▶ **Request a**:
Using the wedge filtering passage, decide whether each statement agrees with it. For each, answer yes or no and quote the words of the passage that settle it.
(i) Points closer to the recording centre than the point being examined are excluded from the search.
(ii) When the neighbouring point lies below the point being examined, the formula value increases.
(iii) In the equation, diwi stands for the average HOVE raster resolution.

▶ **Passage given**:

++++++++++

The key point and the great difficulty of wedge filtering are finding the most meaningful neighbours for each point. Within a particular search area of the HOVE grid, all points are determinate which are behind the point to be examined. Therefore, all points with a smaller distance to the recording centre are excluded. Among the remaining points, the right and left sides are searched for the point (Figure 6) which has the lowest value according to the Equation (7):

$$mi{n}_{li,re}={\Delta }_{vert}+{\left(1+Abs({\Delta }_{horz})\right)}^{fakt}+diwi\times {\Delta }_{len}$$

(7)

min_li,re is the minimum value; ∆_vert is the difference of the vertical angle (from laser scanner); ∆_horz is the difference of the horizontal angle (from laser scanner); fakt is the factor for ∆_horz; diwi is the average HOVE raster resolution; and ∆_len is the difference of length (from laser scanner).

If in the HOVE grid the adjacent point is above the point to be examined (positive vertical difference), the formula value increases. If the neighbouring point lies below the point to be examined (negative vertical difference), the formula value decreases. By the factor, the influence ratio of the horizontal and vertical difference can be weighted. The distance to the point behind is also taken into account by the length difference, whereby the multiplication with the average raster resolution ensures the size adaption to the angle differences.

++++++++++

▶ **Given records**:
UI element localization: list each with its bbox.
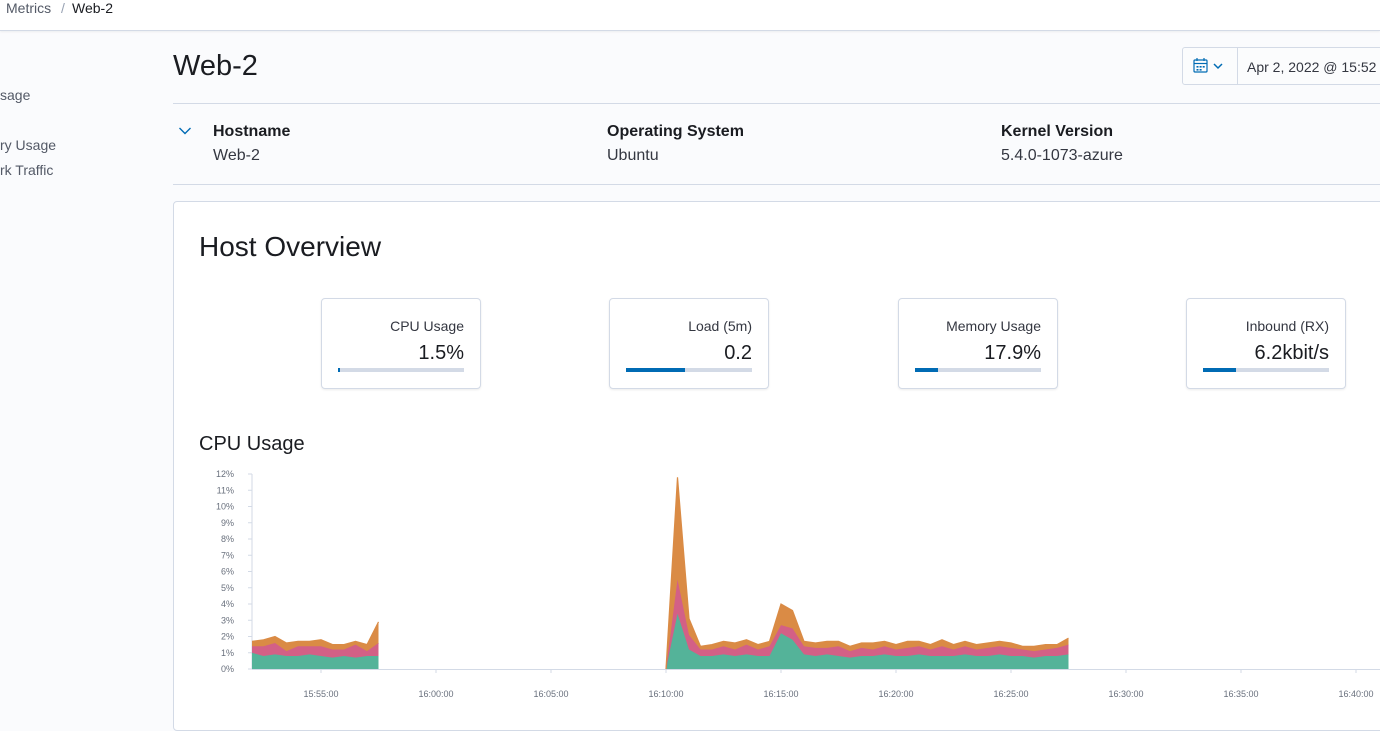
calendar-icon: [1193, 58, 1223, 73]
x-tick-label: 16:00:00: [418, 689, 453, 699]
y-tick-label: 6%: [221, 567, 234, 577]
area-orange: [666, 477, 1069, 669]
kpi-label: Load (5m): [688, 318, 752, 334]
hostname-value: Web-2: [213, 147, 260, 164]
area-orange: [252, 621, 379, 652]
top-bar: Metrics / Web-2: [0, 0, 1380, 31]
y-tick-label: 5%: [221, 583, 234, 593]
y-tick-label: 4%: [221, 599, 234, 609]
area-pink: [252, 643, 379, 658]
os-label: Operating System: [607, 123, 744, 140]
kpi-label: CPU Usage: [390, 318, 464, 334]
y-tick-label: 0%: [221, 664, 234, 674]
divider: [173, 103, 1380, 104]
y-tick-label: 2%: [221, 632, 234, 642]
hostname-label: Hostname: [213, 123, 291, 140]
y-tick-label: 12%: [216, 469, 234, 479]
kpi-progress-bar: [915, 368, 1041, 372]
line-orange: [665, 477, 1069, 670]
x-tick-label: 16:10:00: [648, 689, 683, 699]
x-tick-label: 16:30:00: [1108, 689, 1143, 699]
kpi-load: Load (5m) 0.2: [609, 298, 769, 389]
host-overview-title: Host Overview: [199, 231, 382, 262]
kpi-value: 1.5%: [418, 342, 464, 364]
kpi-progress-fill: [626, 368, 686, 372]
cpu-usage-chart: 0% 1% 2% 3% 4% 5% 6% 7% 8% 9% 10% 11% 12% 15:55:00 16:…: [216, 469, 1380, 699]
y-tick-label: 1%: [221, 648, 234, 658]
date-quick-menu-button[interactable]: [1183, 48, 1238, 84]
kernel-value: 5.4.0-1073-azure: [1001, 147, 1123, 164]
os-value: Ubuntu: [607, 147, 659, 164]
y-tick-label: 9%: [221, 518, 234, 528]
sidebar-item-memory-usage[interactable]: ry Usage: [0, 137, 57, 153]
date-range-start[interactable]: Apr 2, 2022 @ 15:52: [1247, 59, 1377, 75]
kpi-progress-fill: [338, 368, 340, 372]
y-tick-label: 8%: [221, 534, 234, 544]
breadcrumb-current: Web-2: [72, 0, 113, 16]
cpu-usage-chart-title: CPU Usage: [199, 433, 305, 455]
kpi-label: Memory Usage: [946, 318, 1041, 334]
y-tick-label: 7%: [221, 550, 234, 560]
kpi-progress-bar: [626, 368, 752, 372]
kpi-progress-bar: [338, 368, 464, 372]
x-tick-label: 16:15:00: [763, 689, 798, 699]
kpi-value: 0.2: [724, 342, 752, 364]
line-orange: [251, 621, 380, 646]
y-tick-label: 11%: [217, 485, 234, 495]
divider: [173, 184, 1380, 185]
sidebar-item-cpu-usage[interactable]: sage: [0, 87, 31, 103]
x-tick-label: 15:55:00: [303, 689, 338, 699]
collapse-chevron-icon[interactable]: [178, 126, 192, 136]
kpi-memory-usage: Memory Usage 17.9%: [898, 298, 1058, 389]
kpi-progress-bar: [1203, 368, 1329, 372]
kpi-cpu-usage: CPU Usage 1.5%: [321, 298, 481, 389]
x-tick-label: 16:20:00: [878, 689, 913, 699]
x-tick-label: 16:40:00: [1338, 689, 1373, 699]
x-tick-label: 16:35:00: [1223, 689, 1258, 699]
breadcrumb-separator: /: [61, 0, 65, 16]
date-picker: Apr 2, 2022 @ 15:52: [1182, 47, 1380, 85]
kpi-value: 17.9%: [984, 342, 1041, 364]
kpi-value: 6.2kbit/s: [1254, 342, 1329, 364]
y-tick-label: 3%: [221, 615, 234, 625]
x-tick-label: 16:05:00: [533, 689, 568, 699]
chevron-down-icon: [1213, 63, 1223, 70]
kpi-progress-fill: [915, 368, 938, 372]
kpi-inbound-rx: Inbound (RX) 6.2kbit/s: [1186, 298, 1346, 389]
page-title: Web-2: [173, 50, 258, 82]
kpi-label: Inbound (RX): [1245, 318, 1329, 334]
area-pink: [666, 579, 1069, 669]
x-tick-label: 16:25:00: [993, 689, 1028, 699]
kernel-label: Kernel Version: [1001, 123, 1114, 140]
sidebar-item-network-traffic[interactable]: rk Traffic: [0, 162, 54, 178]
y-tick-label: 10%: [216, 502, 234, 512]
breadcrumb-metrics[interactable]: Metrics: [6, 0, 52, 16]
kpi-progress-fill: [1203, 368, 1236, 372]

++++++++++

▶ **Request b**: In the entries, write out everything from the line containing "calendar-icon: [1193, 58, 1223, 73]" down to the line containing "kpi-progress-bar: [915, 368, 1041, 372]", changing "y-tick-label" to "y-axis-label" and keeping everything else the same.

▶ **Full solution a**:
(i) Yes: "Therefore, all points with a smaller distance to the recording centre are excluded."
(ii) No: "If the neighbouring point lies below the point to be examined (negative vertical difference), the formula value decreases."
(iii) Yes: "diwi is the average HOVE raster resolution"

▶ **Full solution b**:
calendar-icon: [1193, 58, 1223, 73]
x-tick-label: 16:00:00: [418, 689, 453, 699]
y-axis-label: 6%: [221, 567, 234, 577]
area-orange: [666, 477, 1069, 669]
kpi-label: Load (5m): [688, 318, 752, 334]
hostname-value: Web-2: [213, 147, 260, 164]
area-orange: [252, 621, 379, 652]
top-bar: Metrics / Web-2: [0, 0, 1380, 31]
y-axis-label: 5%: [221, 583, 234, 593]
y-axis-label: 4%: [221, 599, 234, 609]
area-pink: [252, 643, 379, 658]
os-label: Operating System: [607, 123, 744, 140]
kpi-label: CPU Usage: [390, 318, 464, 334]
y-axis-label: 0%: [221, 664, 234, 674]
divider: [173, 103, 1380, 104]
y-axis-label: 2%: [221, 632, 234, 642]
hostname-label: Hostname: [213, 123, 291, 140]
y-axis-label: 12%: [216, 469, 234, 479]
kpi-progress-bar: [915, 368, 1041, 372]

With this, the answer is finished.